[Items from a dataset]

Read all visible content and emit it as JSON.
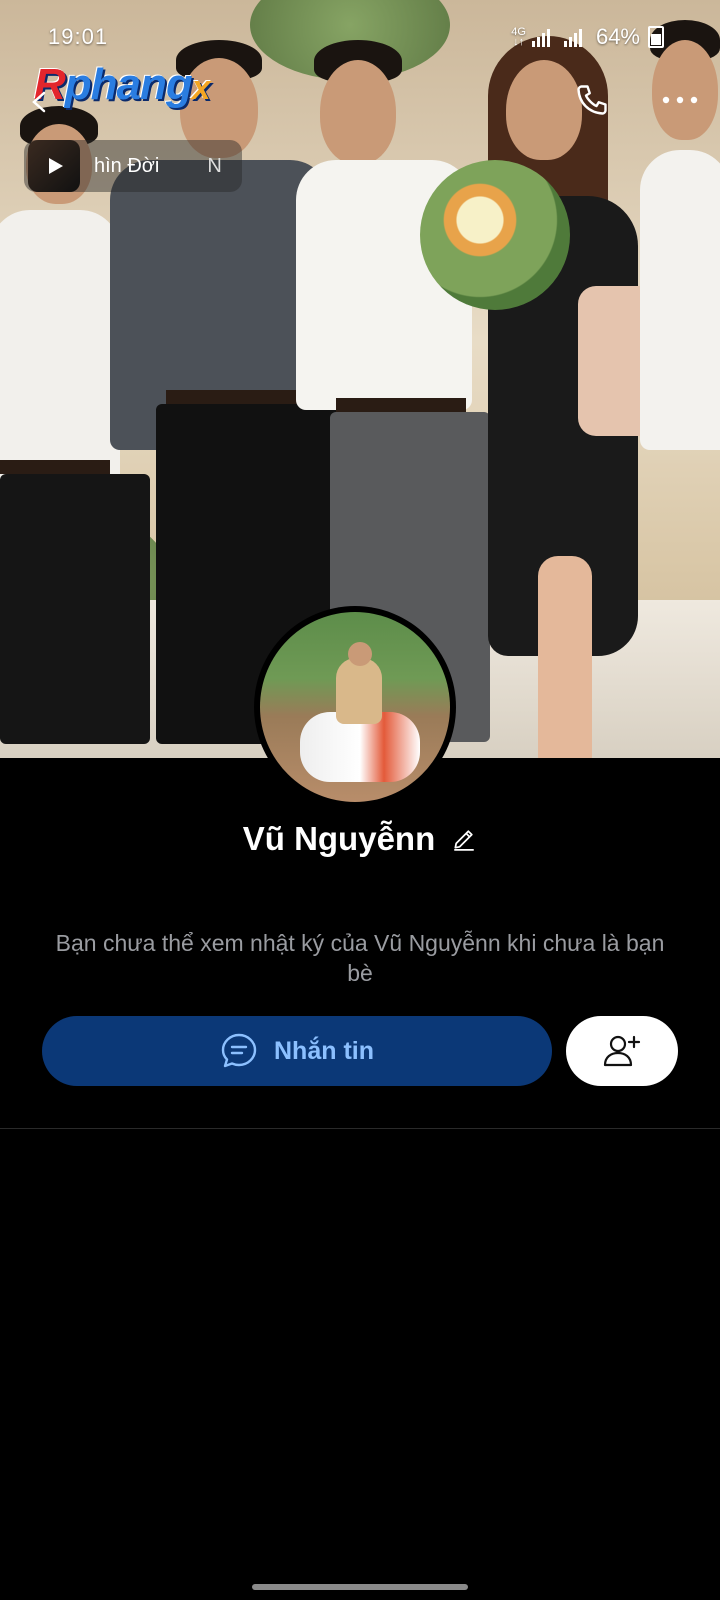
{
  "status_bar": {
    "time": "19:01",
    "network": "4G",
    "battery": "64%"
  },
  "top_bar": {
    "logo": {
      "prefix": "R",
      "main": "phang",
      "suffix": "x"
    }
  },
  "music": {
    "title": "hìn Đời",
    "title_next": "N"
  },
  "profile": {
    "name": "Vũ Nguyễnn",
    "notice": "Bạn chưa thể xem nhật ký của Vũ Nguyễnn khi chưa là bạn bè"
  },
  "actions": {
    "message_label": "Nhắn tin"
  },
  "colors": {
    "message_button_bg": "#0b3877",
    "message_button_text": "#8cc0ff",
    "background": "#000000"
  },
  "icons": {
    "back": "back-arrow-icon",
    "call": "phone-icon",
    "more": "more-dots-icon",
    "play": "play-icon",
    "edit": "pencil-icon",
    "chat": "chat-bubble-icon",
    "add_friend": "add-user-icon"
  }
}
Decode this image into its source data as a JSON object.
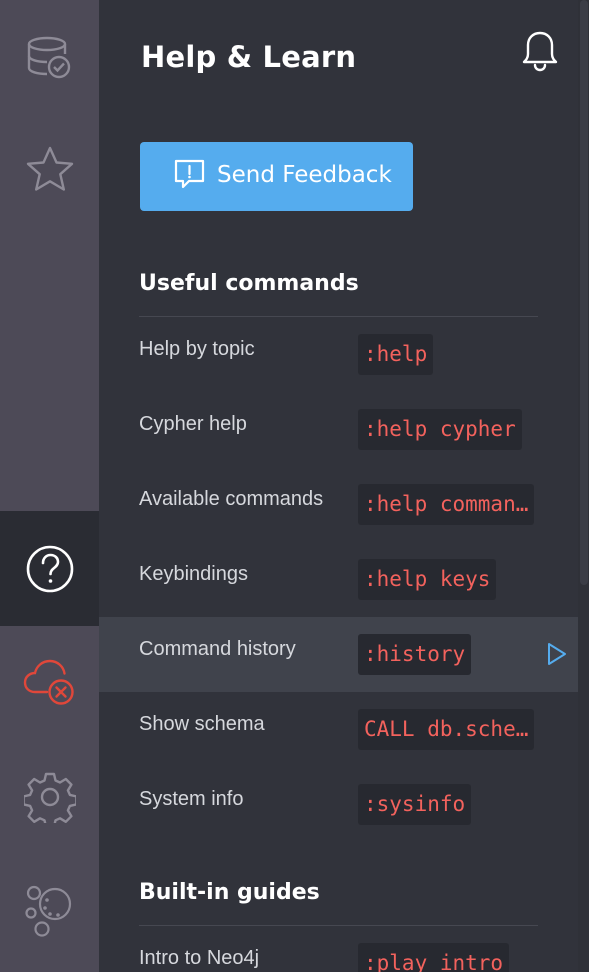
{
  "nav": {
    "items": [
      {
        "name": "database-icon",
        "active": false
      },
      {
        "name": "star-icon",
        "active": false
      },
      {
        "name": "help-icon",
        "active": true
      },
      {
        "name": "cloud-disconnected-icon",
        "active": false
      },
      {
        "name": "gear-icon",
        "active": false
      },
      {
        "name": "neo4j-logo-icon",
        "active": false
      }
    ]
  },
  "drawer": {
    "title": "Help & Learn",
    "bell_icon": "bell-icon",
    "feedback": {
      "label": "Send Feedback",
      "icon": "feedback-icon"
    },
    "sections": {
      "useful": {
        "title": "Useful commands",
        "rows": [
          {
            "label": "Help by topic",
            "command": ":help"
          },
          {
            "label": "Cypher help",
            "command": ":help cypher"
          },
          {
            "label": "Available commands",
            "command": ":help comman…"
          },
          {
            "label": "Keybindings",
            "command": ":help keys"
          },
          {
            "label": "Command history",
            "command": ":history"
          },
          {
            "label": "Show schema",
            "command": "CALL db.sche…"
          },
          {
            "label": "System info",
            "command": ":sysinfo"
          }
        ]
      },
      "guides": {
        "title": "Built-in guides",
        "rows": [
          {
            "label": "Intro to Neo4j",
            "command": ":play intro"
          }
        ]
      }
    }
  },
  "colors": {
    "nav_bg": "#4d4a57",
    "nav_active_bg": "#2a2c33",
    "drawer_bg": "#31333b",
    "accent_blue": "#55acee",
    "command_red": "#f3625d",
    "error_red": "#e0473a"
  }
}
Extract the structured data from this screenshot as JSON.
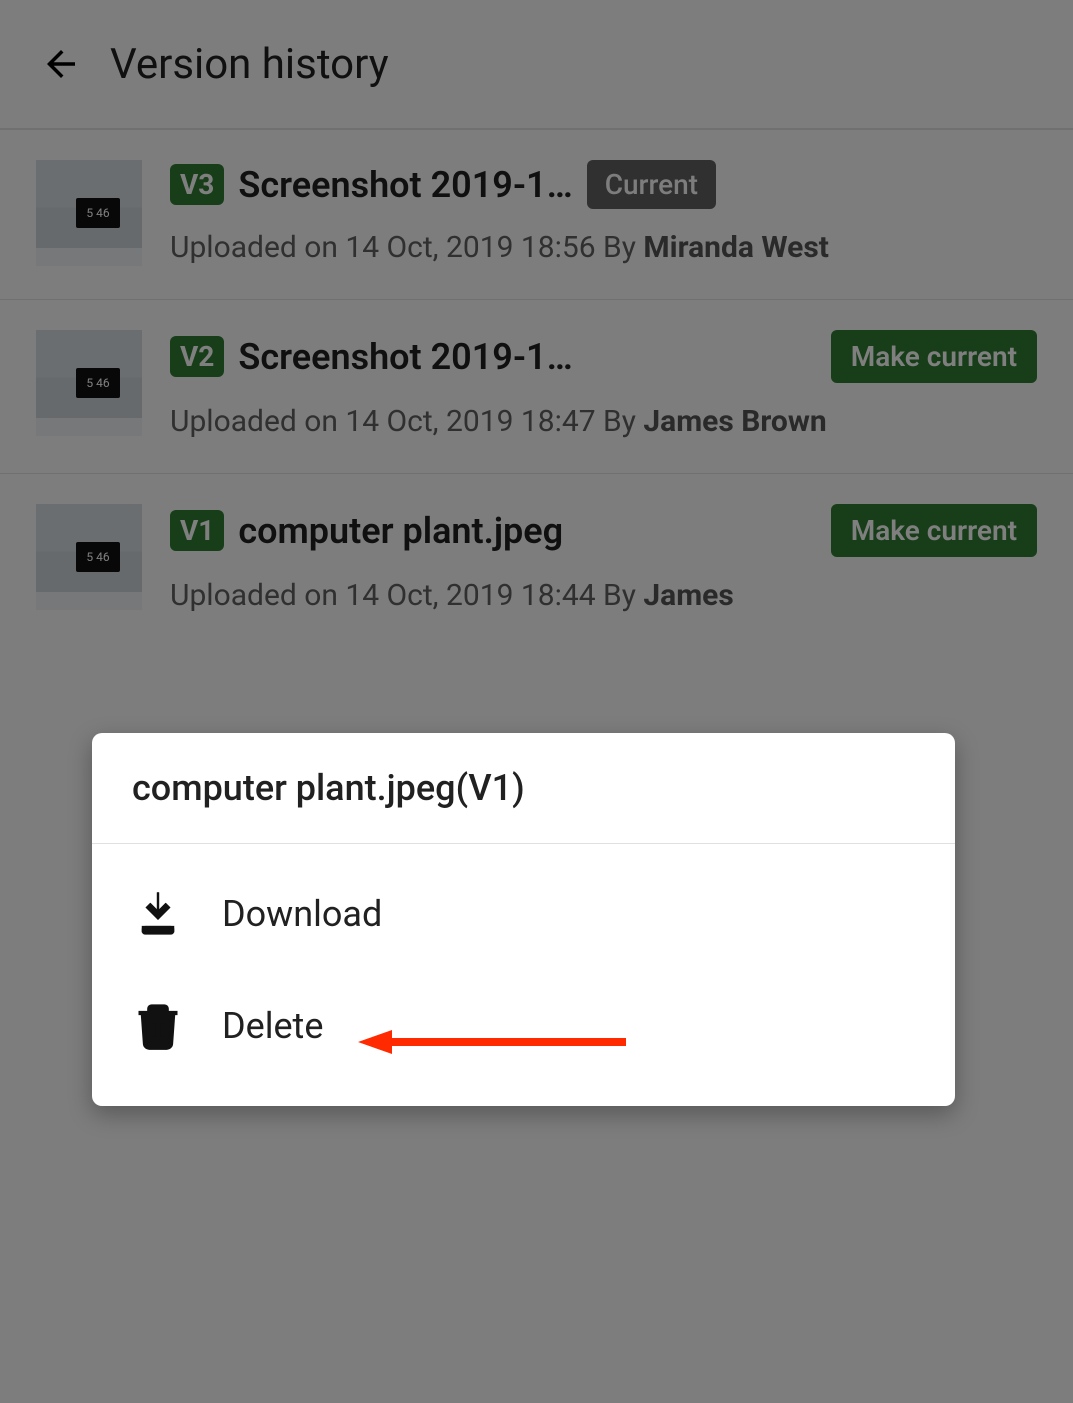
{
  "header": {
    "title": "Version history"
  },
  "versions": [
    {
      "badge": "V3",
      "filename": "Screenshot 2019-1…",
      "status": "Current",
      "action": null,
      "uploaded_prefix": "Uploaded on ",
      "uploaded_date": "14 Oct, 2019 18:56",
      "by_label": " By ",
      "author": "Miranda West"
    },
    {
      "badge": "V2",
      "filename": "Screenshot 2019-1…",
      "status": null,
      "action": "Make current",
      "uploaded_prefix": "Uploaded on ",
      "uploaded_date": "14 Oct, 2019 18:47",
      "by_label": " By ",
      "author": "James Brown"
    },
    {
      "badge": "V1",
      "filename": "computer plant.jpeg",
      "status": null,
      "action": "Make current",
      "uploaded_prefix": "Uploaded on ",
      "uploaded_date": "14 Oct, 2019 18:44",
      "by_label": " By ",
      "author": "James"
    }
  ],
  "sheet": {
    "title": "computer plant.jpeg(V1)",
    "items": [
      {
        "label": "Download"
      },
      {
        "label": "Delete"
      }
    ]
  }
}
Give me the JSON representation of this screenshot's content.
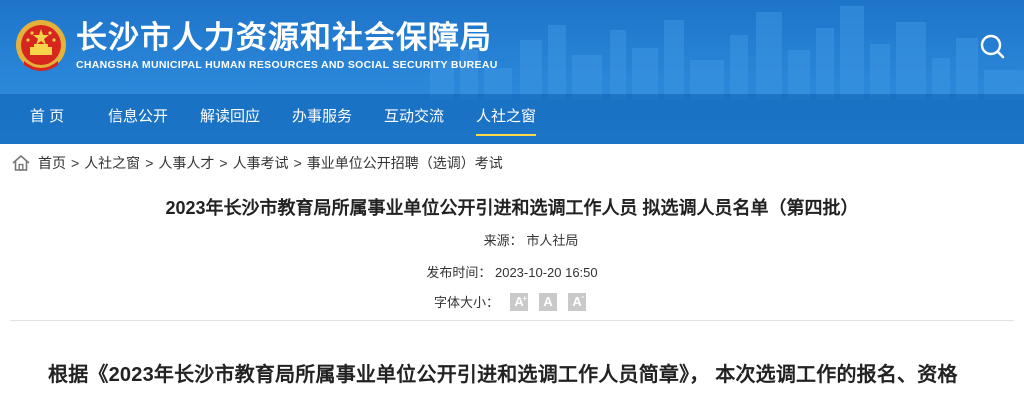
{
  "site": {
    "title_cn": "长沙市人力资源和社会保障局",
    "title_en": "CHANGSHA MUNICIPAL HUMAN RESOURCES AND SOCIAL SECURITY BUREAU",
    "emblem_icon": "national-emblem-icon",
    "search_icon": "search-icon"
  },
  "nav": {
    "items": [
      {
        "label": "首 页"
      },
      {
        "label": "信息公开"
      },
      {
        "label": "解读回应"
      },
      {
        "label": "办事服务"
      },
      {
        "label": "互动交流"
      },
      {
        "label": "人社之窗",
        "active": true
      }
    ]
  },
  "breadcrumb": {
    "home_icon": "home-icon",
    "items": [
      "首页",
      "人社之窗",
      "人事人才",
      "人事考试",
      "事业单位公开招聘（选调）考试"
    ],
    "separator": ">"
  },
  "article": {
    "title": "2023年长沙市教育局所属事业单位公开引进和选调工作人员 拟选调人员名单（第四批）",
    "source_label": "来源：",
    "source_value": "市人社局",
    "time_label": "发布时间：",
    "time_value": "2023-10-20 16:50",
    "font_size_label": "字体大小：",
    "font_buttons": [
      "A",
      "A",
      "A"
    ],
    "body_first_line": "根据《2023年长沙市教育局所属事业单位公开引进和选调工作人员简章》， 本次选调工作的报名、资格"
  },
  "colors": {
    "header_blue": "#2a86d8",
    "nav_active_underline": "#ffd84a",
    "text": "#222222"
  }
}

GOAL OF THE EXERCISE: Please write out all the data again word for word, but not the pictures.

EXERCISE RESULT:
Read all visible content and emit it as JSON.
{
  "status_bar": {
    "time": "19:01",
    "network": "4G",
    "battery": "64%"
  },
  "top_bar": {
    "logo": {
      "prefix": "R",
      "main": "phang",
      "suffix": "x"
    }
  },
  "music": {
    "title": "hìn Đời",
    "title_next": "N"
  },
  "profile": {
    "name": "Vũ Nguyễnn",
    "notice": "Bạn chưa thể xem nhật ký của Vũ Nguyễnn khi chưa là bạn bè"
  },
  "actions": {
    "message_label": "Nhắn tin"
  },
  "colors": {
    "message_button_bg": "#0b3877",
    "message_button_text": "#8cc0ff",
    "background": "#000000"
  },
  "icons": {
    "back": "back-arrow-icon",
    "call": "phone-icon",
    "more": "more-dots-icon",
    "play": "play-icon",
    "edit": "pencil-icon",
    "chat": "chat-bubble-icon",
    "add_friend": "add-user-icon"
  }
}
Decode this image into its source data as a JSON object.
{
  "nav": {
    "items": [
      {
        "name": "database-icon",
        "active": false
      },
      {
        "name": "star-icon",
        "active": false
      },
      {
        "name": "help-icon",
        "active": true
      },
      {
        "name": "cloud-disconnected-icon",
        "active": false
      },
      {
        "name": "gear-icon",
        "active": false
      },
      {
        "name": "neo4j-logo-icon",
        "active": false
      }
    ]
  },
  "drawer": {
    "title": "Help & Learn",
    "bell_icon": "bell-icon",
    "feedback": {
      "label": "Send Feedback",
      "icon": "feedback-icon"
    },
    "sections": {
      "useful": {
        "title": "Useful commands",
        "rows": [
          {
            "label": "Help by topic",
            "command": ":help"
          },
          {
            "label": "Cypher help",
            "command": ":help cypher"
          },
          {
            "label": "Available commands",
            "command": ":help comman…"
          },
          {
            "label": "Keybindings",
            "command": ":help keys"
          },
          {
            "label": "Command history",
            "command": ":history"
          },
          {
            "label": "Show schema",
            "command": "CALL db.sche…"
          },
          {
            "label": "System info",
            "command": ":sysinfo"
          }
        ]
      },
      "guides": {
        "title": "Built-in guides",
        "rows": [
          {
            "label": "Intro to Neo4j",
            "command": ":play intro"
          }
        ]
      }
    }
  },
  "colors": {
    "nav_bg": "#4d4a57",
    "nav_active_bg": "#2a2c33",
    "drawer_bg": "#31333b",
    "accent_blue": "#55acee",
    "command_red": "#f3625d",
    "error_red": "#e0473a"
  }
}
Extract the structured data from this screenshot as JSON.
{
  "header": {
    "title": "Version history"
  },
  "versions": [
    {
      "badge": "V3",
      "filename": "Screenshot 2019-1…",
      "status": "Current",
      "action": null,
      "uploaded_prefix": "Uploaded on ",
      "uploaded_date": "14 Oct, 2019 18:56",
      "by_label": " By ",
      "author": "Miranda West"
    },
    {
      "badge": "V2",
      "filename": "Screenshot 2019-1…",
      "status": null,
      "action": "Make current",
      "uploaded_prefix": "Uploaded on ",
      "uploaded_date": "14 Oct, 2019 18:47",
      "by_label": " By ",
      "author": "James Brown"
    },
    {
      "badge": "V1",
      "filename": "computer plant.jpeg",
      "status": null,
      "action": "Make current",
      "uploaded_prefix": "Uploaded on ",
      "uploaded_date": "14 Oct, 2019 18:44",
      "by_label": " By ",
      "author": "James"
    }
  ],
  "sheet": {
    "title": "computer plant.jpeg(V1)",
    "items": [
      {
        "label": "Download"
      },
      {
        "label": "Delete"
      }
    ]
  }
}
Give me the JSON representation of this screenshot's content.
{
  "site": {
    "title_cn": "长沙市人力资源和社会保障局",
    "title_en": "CHANGSHA MUNICIPAL HUMAN RESOURCES AND SOCIAL SECURITY BUREAU",
    "emblem_icon": "national-emblem-icon",
    "search_icon": "search-icon"
  },
  "nav": {
    "items": [
      {
        "label": "首 页"
      },
      {
        "label": "信息公开"
      },
      {
        "label": "解读回应"
      },
      {
        "label": "办事服务"
      },
      {
        "label": "互动交流"
      },
      {
        "label": "人社之窗",
        "active": true
      }
    ]
  },
  "breadcrumb": {
    "home_icon": "home-icon",
    "items": [
      "首页",
      "人社之窗",
      "人事人才",
      "人事考试",
      "事业单位公开招聘（选调）考试"
    ],
    "separator": ">"
  },
  "article": {
    "title": "2023年长沙市教育局所属事业单位公开引进和选调工作人员 拟选调人员名单（第四批）",
    "source_label": "来源：",
    "source_value": "市人社局",
    "time_label": "发布时间：",
    "time_value": "2023-10-20 16:50",
    "font_size_label": "字体大小：",
    "font_buttons": [
      "A",
      "A",
      "A"
    ],
    "body_first_line": "根据《2023年长沙市教育局所属事业单位公开引进和选调工作人员简章》， 本次选调工作的报名、资格"
  },
  "colors": {
    "header_blue": "#2a86d8",
    "nav_active_underline": "#ffd84a",
    "text": "#222222"
  }
}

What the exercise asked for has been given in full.